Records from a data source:
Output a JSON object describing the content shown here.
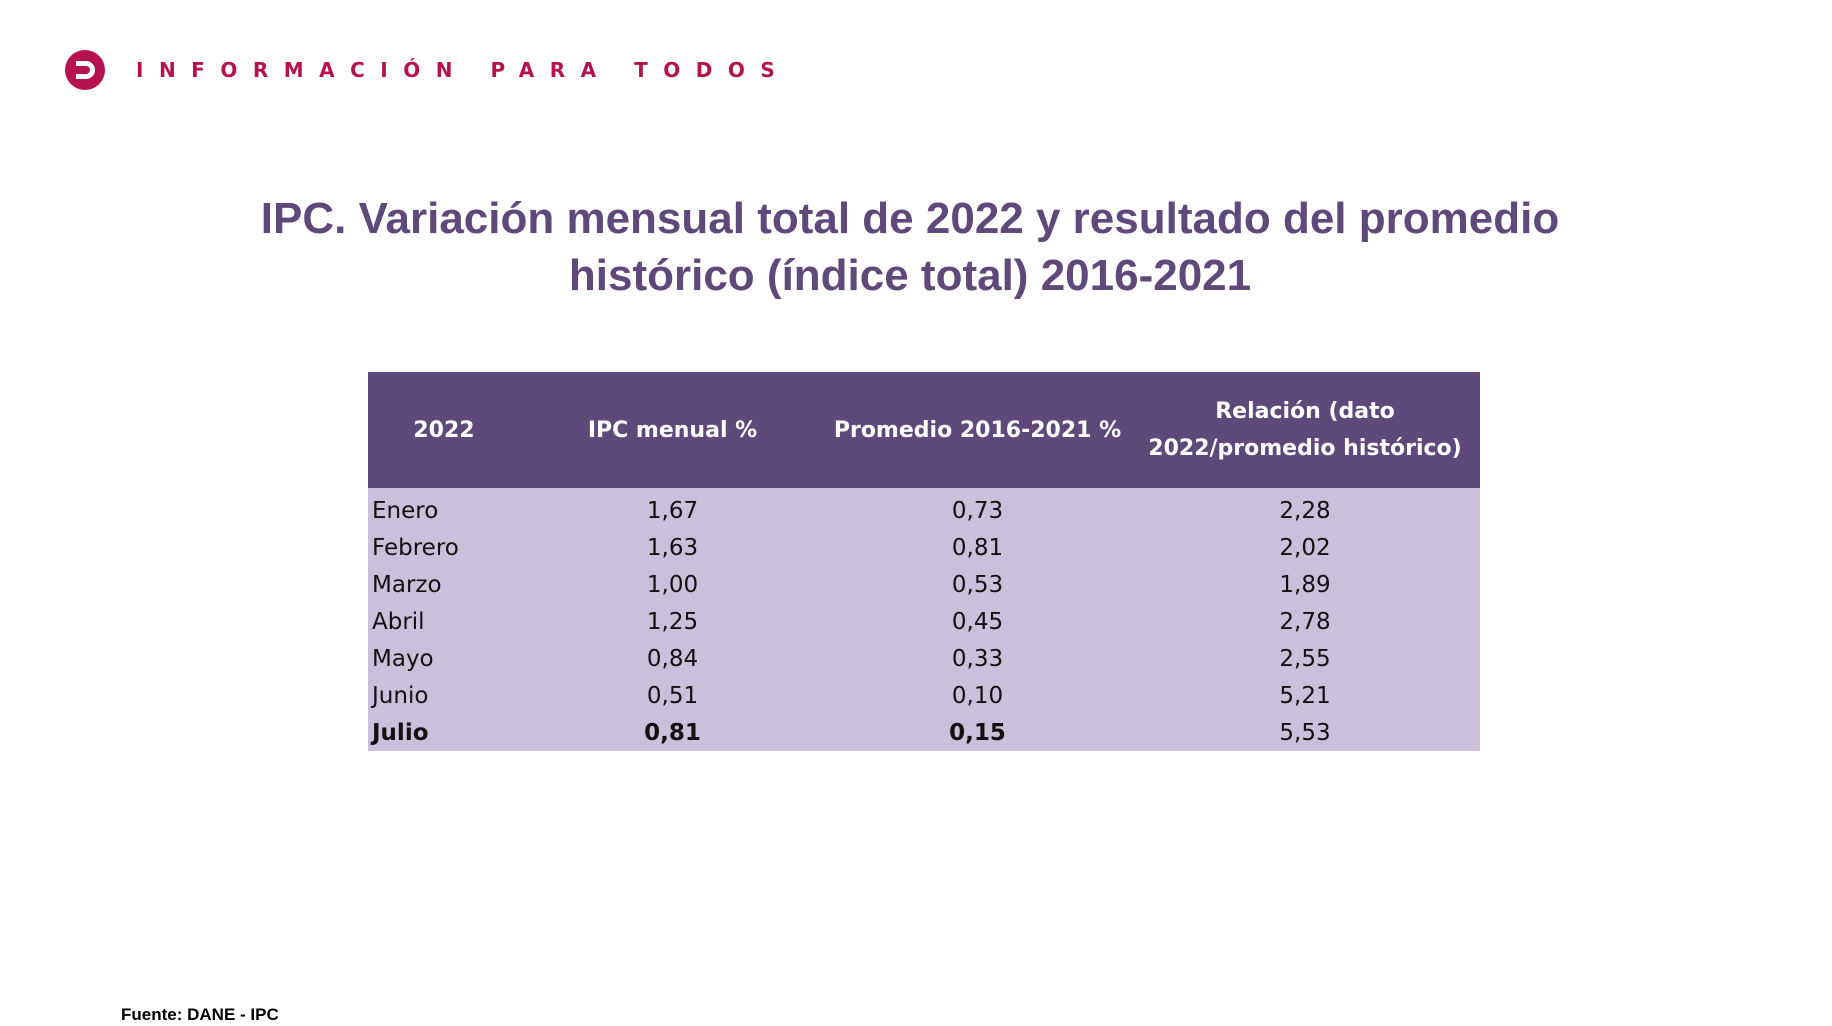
{
  "brand": {
    "logo_icon": "dane-logo-icon",
    "tagline": "INFORMACIÓN PARA TODOS"
  },
  "colors": {
    "brand_magenta": "#b5124f",
    "title_purple": "#5f487a",
    "header_fill": "#5f487a",
    "body_fill": "#cbc0db"
  },
  "title": {
    "line1": "IPC. Variación mensual total de 2022 y resultado del promedio",
    "line2": "histórico (índice total) 2016-2021"
  },
  "table": {
    "headers": [
      "2022",
      "IPC menual %",
      "Promedio 2016-2021 %",
      "Relación (dato 2022/promedio histórico)"
    ],
    "rows": [
      [
        "Enero",
        "1,67",
        "0,73",
        "2,28"
      ],
      [
        "Febrero",
        "1,63",
        "0,81",
        "2,02"
      ],
      [
        "Marzo",
        "1,00",
        "0,53",
        "1,89"
      ],
      [
        "Abril",
        "1,25",
        "0,45",
        "2,78"
      ],
      [
        "Mayo",
        "0,84",
        "0,33",
        "2,55"
      ],
      [
        "Junio",
        "0,51",
        "0,10",
        "5,21"
      ],
      [
        "Julio",
        "0,81",
        "0,15",
        "5,53"
      ]
    ]
  },
  "source": "Fuente: DANE - IPC"
}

- [Task requirements]: Nothing in the entries should change as you copy them, except that the pictures are left out.

- [Response to the task]:
Output a JSON object describing the content shown here.
{
  "brand": {
    "logo_icon": "dane-logo-icon",
    "tagline": "INFORMACIÓN PARA TODOS"
  },
  "colors": {
    "brand_magenta": "#b5124f",
    "title_purple": "#5f487a",
    "header_fill": "#5f487a",
    "body_fill": "#cbc0db"
  },
  "title": {
    "line1": "IPC. Variación mensual total de 2022 y resultado del promedio",
    "line2": "histórico (índice total) 2016-2021"
  },
  "table": {
    "headers": [
      "2022",
      "IPC menual %",
      "Promedio 2016-2021 %",
      "Relación (dato 2022/promedio histórico)"
    ],
    "rows": [
      [
        "Enero",
        "1,67",
        "0,73",
        "2,28"
      ],
      [
        "Febrero",
        "1,63",
        "0,81",
        "2,02"
      ],
      [
        "Marzo",
        "1,00",
        "0,53",
        "1,89"
      ],
      [
        "Abril",
        "1,25",
        "0,45",
        "2,78"
      ],
      [
        "Mayo",
        "0,84",
        "0,33",
        "2,55"
      ],
      [
        "Junio",
        "0,51",
        "0,10",
        "5,21"
      ],
      [
        "Julio",
        "0,81",
        "0,15",
        "5,53"
      ]
    ]
  },
  "source": "Fuente: DANE - IPC"
}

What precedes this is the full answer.